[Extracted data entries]
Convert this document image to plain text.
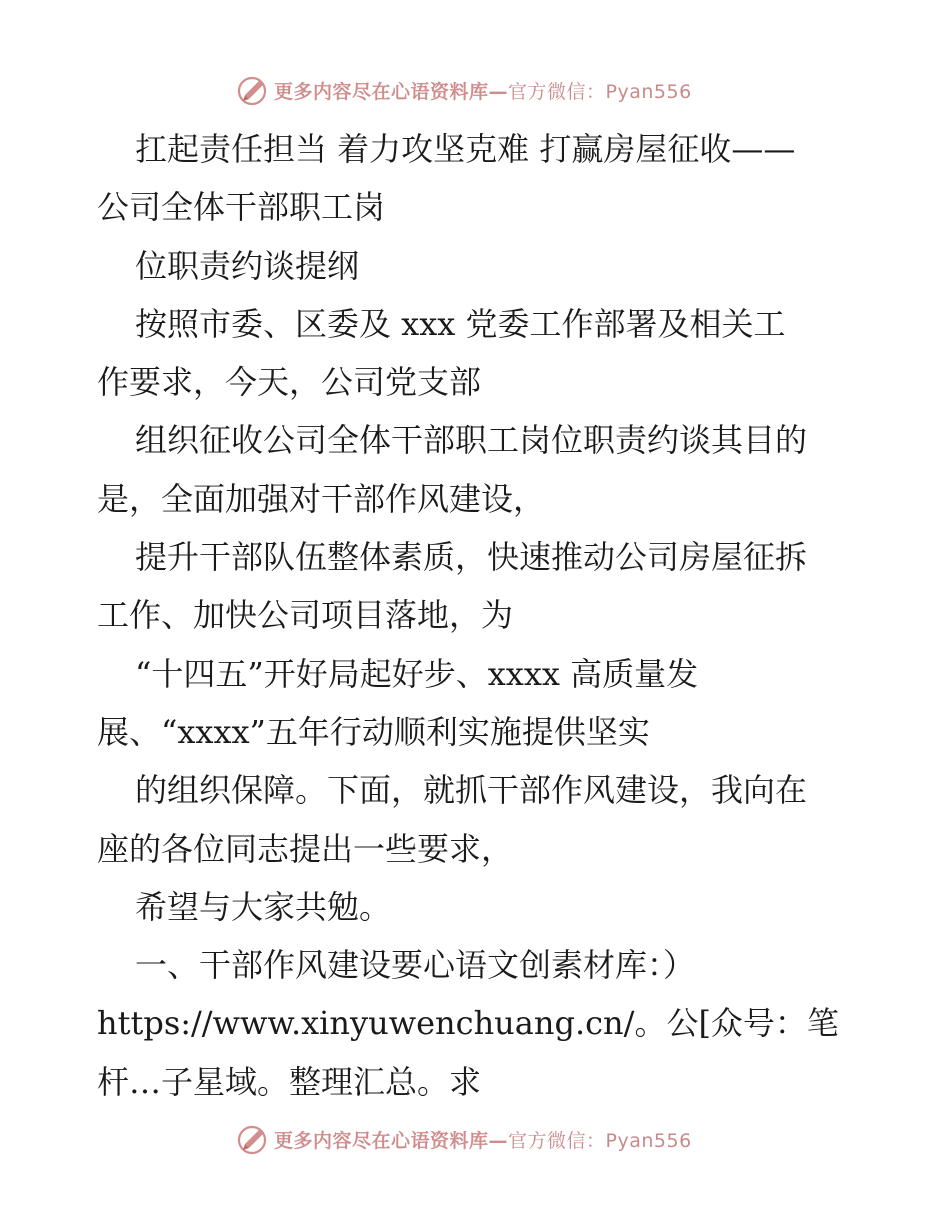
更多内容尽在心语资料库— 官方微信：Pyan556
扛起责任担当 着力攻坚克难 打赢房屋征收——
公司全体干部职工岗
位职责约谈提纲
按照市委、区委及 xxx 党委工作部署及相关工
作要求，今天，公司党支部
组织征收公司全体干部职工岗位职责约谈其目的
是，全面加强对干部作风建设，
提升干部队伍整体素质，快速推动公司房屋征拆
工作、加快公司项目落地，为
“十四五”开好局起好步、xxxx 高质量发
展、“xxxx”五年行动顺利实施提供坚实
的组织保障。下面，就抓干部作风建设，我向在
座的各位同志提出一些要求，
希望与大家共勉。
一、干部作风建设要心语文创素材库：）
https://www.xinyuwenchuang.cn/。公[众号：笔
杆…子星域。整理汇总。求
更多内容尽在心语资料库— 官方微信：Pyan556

*WORK INSTRUCTIONS*
Write the listing above out again exactly, dropping each image.

*REPLY TO THE TASK*
Convert this document image to plain text.
更多内容尽在心语资料库— 官方微信：Pyan556
扛起责任担当 着力攻坚克难 打赢房屋征收——
公司全体干部职工岗
位职责约谈提纲
按照市委、区委及 xxx 党委工作部署及相关工
作要求，今天，公司党支部
组织征收公司全体干部职工岗位职责约谈其目的
是，全面加强对干部作风建设，
提升干部队伍整体素质，快速推动公司房屋征拆
工作、加快公司项目落地，为
“十四五”开好局起好步、xxxx 高质量发
展、“xxxx”五年行动顺利实施提供坚实
的组织保障。下面，就抓干部作风建设，我向在
座的各位同志提出一些要求，
希望与大家共勉。
一、干部作风建设要心语文创素材库：）
https://www.xinyuwenchuang.cn/。公[众号：笔
杆…子星域。整理汇总。求
更多内容尽在心语资料库— 官方微信：Pyan556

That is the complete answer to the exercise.